Requirement:
How many of the lines here include "that"? Answer with a single number.

Excerpt from a dataset
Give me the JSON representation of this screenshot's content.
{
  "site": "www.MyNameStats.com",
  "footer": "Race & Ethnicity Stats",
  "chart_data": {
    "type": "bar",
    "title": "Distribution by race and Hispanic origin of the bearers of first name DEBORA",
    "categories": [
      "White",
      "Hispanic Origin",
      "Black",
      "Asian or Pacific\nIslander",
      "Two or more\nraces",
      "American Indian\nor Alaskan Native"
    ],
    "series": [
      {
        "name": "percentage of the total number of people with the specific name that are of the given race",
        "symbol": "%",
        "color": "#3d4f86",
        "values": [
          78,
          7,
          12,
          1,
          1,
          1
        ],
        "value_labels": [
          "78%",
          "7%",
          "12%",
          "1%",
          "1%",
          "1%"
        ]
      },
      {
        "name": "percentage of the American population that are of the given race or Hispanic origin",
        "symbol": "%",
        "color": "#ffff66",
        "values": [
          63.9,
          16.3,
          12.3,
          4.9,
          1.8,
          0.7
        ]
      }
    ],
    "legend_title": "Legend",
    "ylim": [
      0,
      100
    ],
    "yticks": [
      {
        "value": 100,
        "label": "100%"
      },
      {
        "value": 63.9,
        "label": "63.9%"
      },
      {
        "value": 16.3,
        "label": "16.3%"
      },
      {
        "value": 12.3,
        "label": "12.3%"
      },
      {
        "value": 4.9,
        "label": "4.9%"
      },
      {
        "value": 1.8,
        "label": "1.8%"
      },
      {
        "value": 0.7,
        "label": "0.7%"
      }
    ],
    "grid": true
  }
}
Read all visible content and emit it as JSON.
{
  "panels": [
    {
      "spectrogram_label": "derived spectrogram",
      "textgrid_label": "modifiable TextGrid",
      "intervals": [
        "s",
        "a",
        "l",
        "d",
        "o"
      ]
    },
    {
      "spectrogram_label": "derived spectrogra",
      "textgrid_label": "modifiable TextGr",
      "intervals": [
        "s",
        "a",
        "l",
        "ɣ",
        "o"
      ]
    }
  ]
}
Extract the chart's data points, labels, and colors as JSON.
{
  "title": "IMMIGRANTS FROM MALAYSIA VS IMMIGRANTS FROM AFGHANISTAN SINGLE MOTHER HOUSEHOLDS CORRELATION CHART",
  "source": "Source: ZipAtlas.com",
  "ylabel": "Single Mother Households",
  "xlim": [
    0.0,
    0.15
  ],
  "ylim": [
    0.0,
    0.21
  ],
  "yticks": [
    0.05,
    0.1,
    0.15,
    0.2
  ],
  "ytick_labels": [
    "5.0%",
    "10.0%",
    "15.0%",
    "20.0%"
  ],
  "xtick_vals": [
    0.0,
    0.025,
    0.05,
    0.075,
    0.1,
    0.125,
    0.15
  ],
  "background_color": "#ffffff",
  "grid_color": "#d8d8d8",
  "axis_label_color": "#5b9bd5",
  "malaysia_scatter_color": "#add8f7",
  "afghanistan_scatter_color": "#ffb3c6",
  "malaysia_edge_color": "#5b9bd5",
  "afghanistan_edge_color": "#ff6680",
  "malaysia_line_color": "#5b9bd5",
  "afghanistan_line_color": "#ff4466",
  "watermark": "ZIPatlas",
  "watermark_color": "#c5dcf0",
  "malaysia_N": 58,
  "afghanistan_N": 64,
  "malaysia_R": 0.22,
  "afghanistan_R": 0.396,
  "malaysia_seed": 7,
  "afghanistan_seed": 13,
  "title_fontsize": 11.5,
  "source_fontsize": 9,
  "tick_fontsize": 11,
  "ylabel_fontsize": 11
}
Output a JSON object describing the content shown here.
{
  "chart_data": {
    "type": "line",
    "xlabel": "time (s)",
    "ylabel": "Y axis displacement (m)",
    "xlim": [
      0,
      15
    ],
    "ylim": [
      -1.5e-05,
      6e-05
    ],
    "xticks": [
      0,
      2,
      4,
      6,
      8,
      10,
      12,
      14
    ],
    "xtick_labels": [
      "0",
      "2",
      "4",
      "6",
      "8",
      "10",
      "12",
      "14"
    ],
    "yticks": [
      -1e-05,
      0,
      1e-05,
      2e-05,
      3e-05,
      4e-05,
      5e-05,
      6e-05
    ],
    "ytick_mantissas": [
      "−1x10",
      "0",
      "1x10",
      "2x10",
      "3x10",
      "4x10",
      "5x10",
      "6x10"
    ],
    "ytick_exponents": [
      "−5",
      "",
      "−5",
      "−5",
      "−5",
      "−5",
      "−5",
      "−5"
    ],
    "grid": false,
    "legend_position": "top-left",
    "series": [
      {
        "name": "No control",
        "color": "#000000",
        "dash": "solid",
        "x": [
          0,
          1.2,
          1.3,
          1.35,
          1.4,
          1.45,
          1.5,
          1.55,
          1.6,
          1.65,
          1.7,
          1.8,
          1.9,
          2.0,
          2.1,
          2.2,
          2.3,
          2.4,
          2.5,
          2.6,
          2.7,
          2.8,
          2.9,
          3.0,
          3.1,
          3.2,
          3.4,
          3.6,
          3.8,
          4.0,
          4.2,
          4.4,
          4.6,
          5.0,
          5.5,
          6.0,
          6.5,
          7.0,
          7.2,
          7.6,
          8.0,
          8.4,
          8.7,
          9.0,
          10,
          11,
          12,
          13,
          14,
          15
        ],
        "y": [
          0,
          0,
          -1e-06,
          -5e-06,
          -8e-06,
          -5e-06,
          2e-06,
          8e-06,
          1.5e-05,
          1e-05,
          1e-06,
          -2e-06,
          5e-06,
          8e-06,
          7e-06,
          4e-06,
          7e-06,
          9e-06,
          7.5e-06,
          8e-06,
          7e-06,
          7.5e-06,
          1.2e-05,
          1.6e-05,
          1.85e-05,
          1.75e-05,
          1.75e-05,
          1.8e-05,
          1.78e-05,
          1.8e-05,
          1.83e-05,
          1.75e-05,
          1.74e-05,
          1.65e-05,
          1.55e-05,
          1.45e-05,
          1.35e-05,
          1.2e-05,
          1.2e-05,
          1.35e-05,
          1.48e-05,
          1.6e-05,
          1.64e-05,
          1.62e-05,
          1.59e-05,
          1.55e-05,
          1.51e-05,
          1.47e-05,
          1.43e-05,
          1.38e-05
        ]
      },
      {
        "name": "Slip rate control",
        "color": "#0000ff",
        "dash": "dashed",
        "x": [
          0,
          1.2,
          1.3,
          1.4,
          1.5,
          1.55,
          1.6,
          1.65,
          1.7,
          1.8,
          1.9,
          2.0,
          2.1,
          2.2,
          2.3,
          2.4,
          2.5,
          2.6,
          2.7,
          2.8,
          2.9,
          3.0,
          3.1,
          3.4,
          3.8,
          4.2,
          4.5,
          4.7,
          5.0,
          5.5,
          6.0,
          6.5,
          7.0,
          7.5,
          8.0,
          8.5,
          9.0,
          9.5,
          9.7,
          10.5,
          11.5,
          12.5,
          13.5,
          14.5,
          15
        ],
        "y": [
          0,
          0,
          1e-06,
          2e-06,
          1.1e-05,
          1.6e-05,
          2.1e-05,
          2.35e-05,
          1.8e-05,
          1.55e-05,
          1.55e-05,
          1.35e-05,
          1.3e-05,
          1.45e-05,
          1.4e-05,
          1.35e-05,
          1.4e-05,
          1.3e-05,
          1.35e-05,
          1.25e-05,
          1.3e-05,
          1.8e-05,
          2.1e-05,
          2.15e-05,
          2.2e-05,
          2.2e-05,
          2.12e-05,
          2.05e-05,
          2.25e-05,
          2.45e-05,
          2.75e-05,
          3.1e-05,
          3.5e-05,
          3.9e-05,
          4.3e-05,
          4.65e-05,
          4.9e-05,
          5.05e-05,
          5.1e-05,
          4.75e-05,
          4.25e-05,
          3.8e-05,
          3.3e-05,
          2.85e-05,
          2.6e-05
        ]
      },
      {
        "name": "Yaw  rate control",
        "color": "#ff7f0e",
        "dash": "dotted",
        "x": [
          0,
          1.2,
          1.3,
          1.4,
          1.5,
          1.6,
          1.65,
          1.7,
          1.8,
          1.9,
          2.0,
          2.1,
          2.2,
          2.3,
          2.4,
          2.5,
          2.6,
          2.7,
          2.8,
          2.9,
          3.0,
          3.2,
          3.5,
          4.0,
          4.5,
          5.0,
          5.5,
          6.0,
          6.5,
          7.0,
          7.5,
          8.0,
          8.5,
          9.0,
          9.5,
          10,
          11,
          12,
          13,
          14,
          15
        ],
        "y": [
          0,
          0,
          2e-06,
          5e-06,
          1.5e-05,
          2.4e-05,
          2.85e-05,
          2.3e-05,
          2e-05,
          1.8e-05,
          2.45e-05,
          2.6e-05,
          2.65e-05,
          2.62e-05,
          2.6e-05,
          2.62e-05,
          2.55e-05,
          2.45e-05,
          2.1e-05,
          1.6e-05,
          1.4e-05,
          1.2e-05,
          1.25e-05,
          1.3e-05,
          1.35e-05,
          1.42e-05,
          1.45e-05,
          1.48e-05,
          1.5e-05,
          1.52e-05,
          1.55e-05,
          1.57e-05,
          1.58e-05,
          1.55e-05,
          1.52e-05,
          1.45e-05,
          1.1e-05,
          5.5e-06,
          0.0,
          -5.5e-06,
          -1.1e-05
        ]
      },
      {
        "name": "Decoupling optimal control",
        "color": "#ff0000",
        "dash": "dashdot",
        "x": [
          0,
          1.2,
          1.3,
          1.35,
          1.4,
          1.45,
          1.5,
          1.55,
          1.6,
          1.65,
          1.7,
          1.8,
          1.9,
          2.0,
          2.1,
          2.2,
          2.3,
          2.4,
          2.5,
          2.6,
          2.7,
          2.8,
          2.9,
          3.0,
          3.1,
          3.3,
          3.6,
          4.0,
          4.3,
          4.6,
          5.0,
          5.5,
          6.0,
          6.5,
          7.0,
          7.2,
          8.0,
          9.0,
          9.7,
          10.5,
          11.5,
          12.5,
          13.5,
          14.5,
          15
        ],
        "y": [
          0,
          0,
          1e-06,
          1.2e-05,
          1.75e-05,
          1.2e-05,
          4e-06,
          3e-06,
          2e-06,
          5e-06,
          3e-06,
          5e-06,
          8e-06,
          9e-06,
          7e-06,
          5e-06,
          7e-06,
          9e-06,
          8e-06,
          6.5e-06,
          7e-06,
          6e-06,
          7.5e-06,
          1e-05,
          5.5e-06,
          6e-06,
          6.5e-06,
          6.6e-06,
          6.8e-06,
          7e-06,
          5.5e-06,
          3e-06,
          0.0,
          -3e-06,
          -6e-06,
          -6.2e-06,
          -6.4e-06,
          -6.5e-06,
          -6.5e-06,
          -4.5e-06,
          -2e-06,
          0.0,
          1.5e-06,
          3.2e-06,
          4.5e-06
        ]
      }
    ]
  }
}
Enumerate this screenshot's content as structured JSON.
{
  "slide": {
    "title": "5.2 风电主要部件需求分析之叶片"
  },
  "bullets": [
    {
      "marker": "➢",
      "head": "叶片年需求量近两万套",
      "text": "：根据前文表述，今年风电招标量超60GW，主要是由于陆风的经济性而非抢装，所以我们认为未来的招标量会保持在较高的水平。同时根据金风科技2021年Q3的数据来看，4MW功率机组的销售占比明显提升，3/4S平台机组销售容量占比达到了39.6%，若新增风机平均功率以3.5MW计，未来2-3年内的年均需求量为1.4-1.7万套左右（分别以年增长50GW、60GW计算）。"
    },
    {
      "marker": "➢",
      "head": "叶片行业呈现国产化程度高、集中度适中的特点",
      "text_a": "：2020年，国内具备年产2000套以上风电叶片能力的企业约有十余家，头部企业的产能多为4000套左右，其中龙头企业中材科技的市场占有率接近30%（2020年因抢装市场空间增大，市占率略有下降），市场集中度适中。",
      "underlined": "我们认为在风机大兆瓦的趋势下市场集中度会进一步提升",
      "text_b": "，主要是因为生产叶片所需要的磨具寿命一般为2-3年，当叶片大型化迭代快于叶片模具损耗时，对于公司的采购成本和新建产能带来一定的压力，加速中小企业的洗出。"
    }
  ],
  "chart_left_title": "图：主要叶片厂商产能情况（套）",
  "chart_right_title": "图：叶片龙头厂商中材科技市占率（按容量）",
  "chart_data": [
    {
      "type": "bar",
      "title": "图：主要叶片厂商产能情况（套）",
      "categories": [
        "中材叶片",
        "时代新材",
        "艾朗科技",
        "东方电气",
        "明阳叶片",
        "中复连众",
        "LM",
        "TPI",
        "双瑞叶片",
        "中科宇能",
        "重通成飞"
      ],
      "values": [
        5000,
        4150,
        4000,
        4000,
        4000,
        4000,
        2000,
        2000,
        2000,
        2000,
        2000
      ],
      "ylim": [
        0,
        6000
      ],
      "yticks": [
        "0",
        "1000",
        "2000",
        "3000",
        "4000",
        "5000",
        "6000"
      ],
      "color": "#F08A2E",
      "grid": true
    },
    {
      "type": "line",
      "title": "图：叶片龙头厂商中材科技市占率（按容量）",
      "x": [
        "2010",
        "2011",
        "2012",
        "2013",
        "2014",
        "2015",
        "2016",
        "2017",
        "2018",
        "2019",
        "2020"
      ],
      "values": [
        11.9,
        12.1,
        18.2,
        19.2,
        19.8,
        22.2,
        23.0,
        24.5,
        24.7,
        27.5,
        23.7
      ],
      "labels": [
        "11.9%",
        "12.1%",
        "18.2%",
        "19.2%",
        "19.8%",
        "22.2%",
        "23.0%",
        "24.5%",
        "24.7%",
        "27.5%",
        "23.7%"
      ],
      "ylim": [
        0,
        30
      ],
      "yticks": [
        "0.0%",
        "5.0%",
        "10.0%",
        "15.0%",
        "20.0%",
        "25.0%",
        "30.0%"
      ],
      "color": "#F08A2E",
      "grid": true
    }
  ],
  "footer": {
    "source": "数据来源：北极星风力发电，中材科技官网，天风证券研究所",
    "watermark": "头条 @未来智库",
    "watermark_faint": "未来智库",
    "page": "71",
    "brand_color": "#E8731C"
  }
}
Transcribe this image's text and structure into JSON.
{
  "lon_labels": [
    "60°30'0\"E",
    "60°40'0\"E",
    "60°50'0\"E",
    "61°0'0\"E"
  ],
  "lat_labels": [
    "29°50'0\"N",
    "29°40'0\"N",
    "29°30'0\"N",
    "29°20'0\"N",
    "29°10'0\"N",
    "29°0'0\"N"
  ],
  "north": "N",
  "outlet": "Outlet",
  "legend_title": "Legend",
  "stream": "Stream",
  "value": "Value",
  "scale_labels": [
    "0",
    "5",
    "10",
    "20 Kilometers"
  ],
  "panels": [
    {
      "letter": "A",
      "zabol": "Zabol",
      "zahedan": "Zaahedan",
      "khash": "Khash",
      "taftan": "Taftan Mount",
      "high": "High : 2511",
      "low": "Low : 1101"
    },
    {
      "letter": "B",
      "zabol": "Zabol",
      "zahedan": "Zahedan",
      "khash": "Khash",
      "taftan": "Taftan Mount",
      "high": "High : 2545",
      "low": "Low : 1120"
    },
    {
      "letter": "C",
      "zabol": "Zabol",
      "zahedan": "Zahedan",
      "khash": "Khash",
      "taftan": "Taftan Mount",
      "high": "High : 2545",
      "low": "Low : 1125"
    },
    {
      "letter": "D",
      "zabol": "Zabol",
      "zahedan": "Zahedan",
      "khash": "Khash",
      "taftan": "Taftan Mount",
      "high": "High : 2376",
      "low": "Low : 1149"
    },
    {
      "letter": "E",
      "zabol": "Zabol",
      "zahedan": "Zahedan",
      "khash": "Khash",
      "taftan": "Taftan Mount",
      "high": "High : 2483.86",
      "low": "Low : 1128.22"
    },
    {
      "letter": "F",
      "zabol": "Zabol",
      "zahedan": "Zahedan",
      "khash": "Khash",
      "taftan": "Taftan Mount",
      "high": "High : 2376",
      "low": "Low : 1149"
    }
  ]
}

Solution to this problem:
2